_USING THE INFORMATION_.
- a) According to the text about John Bathgate, what railway was he the principal promoter of?
- b) From the text about John Bathgate, copy the passage from "John Bathgate (10" up to and including "1872 to 1874.".

_TEXT SECTION_.
John Bathgate (10 August 1809 – 21 September 1886) was a New Zealand politician, and Minister of Justice and Commissioner of Stamps from 1872 to 1874.

==Life==

Bathgate was born in Edinburgh in 1809. While a boy, the family moved to Peebles where his father had a teaching position. After school, he went to West Scotland to act as a private secretary and then to Edinburgh for an apprenticeship. At age 33, he married Miss Anderson. After her death, he married Miss McLaren. He had three sons, nine daughters, and (at the time of his death) 27 grandchildren.

In his early 30s, Bathgate became town clerk in Peebles. Bathgate was the principal promoter of the Peebles Railway.

He was chosen by English backers as manager for the new Bank of Otago and emigrated to New Zealand within months. There was a great depression during the mid-1860s and Bathgate had lost money to the Commercial Banking Co., and had allowed the Southland Provincial Council to overdraw well beyond the agreed limit. These events put an end to Bathgate's banking career.

From June 1871 to November 1872, he served on the Executive Council of the Otago Province.

_EXCERPTED DATA_.
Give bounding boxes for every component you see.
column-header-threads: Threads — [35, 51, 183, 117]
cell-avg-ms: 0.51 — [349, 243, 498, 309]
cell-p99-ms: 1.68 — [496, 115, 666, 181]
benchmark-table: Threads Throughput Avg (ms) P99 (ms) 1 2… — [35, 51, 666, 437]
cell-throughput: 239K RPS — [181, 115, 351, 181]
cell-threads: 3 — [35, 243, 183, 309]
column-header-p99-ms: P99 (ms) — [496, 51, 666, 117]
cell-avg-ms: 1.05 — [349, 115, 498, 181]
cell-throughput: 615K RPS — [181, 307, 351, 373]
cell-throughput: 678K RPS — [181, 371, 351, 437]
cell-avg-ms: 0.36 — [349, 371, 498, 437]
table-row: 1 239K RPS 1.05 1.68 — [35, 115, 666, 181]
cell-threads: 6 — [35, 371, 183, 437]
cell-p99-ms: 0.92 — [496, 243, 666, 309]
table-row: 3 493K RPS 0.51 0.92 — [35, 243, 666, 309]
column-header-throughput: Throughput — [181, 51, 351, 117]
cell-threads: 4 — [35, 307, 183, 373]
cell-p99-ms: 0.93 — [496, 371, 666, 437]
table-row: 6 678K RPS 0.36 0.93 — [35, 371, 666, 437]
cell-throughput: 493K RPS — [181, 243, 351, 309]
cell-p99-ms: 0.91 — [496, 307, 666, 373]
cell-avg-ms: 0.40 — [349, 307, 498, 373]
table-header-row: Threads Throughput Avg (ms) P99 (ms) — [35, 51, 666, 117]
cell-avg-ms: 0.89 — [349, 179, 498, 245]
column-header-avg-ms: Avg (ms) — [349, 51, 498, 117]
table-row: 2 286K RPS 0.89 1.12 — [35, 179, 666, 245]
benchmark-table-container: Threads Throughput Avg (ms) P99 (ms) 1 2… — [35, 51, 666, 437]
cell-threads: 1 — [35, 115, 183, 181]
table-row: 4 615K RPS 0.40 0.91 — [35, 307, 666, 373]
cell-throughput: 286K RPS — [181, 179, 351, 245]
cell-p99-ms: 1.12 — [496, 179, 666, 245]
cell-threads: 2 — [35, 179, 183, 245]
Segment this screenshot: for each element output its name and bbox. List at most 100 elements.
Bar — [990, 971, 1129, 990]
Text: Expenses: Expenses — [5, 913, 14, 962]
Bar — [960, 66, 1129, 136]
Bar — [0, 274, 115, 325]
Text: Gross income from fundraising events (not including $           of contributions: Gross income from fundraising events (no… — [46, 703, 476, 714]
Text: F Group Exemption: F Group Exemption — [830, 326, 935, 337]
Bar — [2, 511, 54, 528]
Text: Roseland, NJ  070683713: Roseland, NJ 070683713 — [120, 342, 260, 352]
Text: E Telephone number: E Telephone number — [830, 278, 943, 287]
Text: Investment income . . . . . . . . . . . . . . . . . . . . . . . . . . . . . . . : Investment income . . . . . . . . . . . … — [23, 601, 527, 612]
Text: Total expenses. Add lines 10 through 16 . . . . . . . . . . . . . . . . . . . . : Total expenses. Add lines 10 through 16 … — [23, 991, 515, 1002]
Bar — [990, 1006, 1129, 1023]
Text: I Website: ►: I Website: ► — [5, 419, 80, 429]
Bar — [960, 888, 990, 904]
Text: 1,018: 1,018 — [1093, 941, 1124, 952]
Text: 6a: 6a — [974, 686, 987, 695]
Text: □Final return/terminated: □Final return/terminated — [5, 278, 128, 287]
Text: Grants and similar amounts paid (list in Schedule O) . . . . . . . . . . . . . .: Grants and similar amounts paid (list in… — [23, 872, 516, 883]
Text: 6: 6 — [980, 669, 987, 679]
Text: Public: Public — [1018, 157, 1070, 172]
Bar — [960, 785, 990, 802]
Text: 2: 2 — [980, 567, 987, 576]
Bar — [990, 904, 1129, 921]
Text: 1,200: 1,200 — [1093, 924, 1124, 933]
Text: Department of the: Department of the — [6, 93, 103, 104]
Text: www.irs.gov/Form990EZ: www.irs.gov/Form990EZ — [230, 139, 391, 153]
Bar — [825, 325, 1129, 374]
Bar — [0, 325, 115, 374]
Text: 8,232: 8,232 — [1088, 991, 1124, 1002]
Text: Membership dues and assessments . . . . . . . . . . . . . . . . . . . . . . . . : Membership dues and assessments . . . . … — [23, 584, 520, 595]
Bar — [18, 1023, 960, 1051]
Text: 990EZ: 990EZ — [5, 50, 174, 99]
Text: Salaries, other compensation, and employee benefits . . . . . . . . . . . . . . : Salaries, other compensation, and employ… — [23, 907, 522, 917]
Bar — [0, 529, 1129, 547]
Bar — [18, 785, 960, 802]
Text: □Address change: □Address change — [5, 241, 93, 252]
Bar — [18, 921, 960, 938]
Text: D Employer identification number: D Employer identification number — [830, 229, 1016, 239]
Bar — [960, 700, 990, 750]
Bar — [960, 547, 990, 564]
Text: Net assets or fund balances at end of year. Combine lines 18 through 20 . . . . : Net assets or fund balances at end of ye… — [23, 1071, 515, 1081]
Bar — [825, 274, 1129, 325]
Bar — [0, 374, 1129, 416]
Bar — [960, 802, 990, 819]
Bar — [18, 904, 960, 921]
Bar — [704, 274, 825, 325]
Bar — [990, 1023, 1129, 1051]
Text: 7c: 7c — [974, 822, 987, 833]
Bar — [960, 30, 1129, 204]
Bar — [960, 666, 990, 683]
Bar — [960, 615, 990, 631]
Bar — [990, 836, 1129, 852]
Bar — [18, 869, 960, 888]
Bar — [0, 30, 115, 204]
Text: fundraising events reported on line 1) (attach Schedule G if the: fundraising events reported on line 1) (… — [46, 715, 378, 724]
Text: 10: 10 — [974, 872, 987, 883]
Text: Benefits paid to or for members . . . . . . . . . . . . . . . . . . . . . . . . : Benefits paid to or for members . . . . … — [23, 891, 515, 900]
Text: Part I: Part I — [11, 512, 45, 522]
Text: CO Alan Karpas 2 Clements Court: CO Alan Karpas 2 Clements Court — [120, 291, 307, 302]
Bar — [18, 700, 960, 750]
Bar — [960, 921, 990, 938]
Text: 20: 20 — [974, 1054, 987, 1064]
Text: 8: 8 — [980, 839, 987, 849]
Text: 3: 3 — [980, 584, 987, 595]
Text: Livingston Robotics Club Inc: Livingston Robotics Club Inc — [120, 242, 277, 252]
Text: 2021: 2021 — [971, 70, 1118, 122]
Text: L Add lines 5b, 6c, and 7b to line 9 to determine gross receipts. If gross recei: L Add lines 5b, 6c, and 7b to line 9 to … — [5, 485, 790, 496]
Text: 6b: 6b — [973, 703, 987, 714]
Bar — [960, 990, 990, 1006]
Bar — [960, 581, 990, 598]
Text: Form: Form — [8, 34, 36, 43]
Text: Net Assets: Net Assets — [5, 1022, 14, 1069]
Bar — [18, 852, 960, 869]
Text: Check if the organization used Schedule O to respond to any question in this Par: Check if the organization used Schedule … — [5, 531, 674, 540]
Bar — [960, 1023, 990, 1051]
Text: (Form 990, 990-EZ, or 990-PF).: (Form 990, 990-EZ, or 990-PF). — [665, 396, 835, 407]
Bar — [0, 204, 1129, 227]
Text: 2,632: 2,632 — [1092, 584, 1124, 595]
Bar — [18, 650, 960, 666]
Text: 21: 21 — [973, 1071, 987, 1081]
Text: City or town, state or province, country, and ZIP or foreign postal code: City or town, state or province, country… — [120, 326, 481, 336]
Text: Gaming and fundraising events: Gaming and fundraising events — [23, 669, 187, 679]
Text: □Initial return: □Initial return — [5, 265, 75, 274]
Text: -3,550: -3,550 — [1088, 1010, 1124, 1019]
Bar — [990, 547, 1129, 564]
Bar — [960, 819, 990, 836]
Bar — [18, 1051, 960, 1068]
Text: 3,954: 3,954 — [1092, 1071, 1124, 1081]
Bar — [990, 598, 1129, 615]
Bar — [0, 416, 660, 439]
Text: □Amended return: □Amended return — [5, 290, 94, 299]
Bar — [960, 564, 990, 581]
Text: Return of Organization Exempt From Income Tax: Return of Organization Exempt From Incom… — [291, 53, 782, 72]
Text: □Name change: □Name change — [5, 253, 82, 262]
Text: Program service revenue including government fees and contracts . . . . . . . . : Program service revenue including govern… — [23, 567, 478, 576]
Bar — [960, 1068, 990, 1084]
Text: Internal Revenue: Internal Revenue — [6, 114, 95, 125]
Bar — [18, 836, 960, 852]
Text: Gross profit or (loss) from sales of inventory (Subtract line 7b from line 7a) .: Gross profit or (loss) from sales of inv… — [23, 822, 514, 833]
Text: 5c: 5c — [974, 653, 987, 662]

_RESULTS FOR THE EXERCISE_.
- a) The Peebles Railway.

- b)
John Bathgate (10 August 1809 – 21 September 1886) was a New Zealand politician, and Minister of Justice and Commissioner of Stamps from 1872 to 1874.